What you should do:
Find the lines with the string "Ustekinumab" and return them.

[Dataset records]
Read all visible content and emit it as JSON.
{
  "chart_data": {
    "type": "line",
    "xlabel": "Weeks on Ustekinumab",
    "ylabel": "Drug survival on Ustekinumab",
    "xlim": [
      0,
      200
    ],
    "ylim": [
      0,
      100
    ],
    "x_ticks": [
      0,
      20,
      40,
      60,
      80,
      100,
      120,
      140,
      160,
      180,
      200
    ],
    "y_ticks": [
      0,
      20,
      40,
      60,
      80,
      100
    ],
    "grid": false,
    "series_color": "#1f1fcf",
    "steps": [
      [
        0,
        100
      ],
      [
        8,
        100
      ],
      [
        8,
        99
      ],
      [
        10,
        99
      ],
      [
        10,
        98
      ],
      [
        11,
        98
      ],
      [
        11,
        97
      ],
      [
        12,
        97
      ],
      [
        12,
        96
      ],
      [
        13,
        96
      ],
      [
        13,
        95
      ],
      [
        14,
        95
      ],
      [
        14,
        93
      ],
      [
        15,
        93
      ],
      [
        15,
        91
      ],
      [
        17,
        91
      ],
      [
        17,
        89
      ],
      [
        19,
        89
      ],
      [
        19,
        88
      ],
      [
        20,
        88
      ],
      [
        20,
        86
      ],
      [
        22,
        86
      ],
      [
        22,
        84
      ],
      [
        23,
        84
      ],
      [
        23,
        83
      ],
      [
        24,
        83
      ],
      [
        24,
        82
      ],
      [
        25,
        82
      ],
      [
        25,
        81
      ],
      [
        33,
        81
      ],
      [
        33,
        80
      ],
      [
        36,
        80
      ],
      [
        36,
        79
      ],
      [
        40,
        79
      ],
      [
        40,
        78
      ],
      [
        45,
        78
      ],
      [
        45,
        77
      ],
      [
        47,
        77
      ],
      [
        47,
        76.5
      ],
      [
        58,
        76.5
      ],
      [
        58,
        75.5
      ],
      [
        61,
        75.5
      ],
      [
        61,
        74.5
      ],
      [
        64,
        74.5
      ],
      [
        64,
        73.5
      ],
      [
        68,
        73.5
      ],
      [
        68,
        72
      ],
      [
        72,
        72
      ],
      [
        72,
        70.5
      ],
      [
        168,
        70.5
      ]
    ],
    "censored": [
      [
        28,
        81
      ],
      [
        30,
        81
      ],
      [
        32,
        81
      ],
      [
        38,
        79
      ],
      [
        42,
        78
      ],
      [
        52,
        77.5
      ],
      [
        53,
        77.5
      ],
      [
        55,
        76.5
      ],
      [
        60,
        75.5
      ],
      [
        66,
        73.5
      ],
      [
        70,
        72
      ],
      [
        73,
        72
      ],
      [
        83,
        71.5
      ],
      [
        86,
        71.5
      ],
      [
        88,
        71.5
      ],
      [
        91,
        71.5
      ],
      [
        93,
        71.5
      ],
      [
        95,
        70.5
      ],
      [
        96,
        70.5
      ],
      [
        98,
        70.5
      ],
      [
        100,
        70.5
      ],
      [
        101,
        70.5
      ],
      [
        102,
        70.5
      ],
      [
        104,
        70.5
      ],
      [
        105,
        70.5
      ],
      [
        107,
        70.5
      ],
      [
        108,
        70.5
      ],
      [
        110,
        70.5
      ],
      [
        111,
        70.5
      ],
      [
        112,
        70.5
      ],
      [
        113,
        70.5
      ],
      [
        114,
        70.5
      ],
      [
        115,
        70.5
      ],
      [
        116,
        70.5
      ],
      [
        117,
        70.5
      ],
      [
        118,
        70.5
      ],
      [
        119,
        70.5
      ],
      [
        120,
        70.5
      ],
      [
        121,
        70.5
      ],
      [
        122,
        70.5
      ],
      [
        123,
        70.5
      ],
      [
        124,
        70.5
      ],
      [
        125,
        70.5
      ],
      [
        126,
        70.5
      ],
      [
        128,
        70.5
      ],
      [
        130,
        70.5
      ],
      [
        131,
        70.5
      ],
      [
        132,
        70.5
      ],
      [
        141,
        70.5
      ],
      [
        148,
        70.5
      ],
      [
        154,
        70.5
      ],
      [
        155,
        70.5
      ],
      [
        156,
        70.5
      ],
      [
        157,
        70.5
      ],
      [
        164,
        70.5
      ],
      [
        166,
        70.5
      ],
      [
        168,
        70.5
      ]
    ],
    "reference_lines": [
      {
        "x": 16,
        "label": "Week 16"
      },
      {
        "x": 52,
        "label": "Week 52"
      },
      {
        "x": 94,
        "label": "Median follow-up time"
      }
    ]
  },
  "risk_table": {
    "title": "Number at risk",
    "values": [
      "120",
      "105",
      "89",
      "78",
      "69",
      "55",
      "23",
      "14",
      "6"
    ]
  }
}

Answer for this exercise:
    "xlabel": "Weeks on Ustekinumab",
    "ylabel": "Drug survival on Ustekinumab",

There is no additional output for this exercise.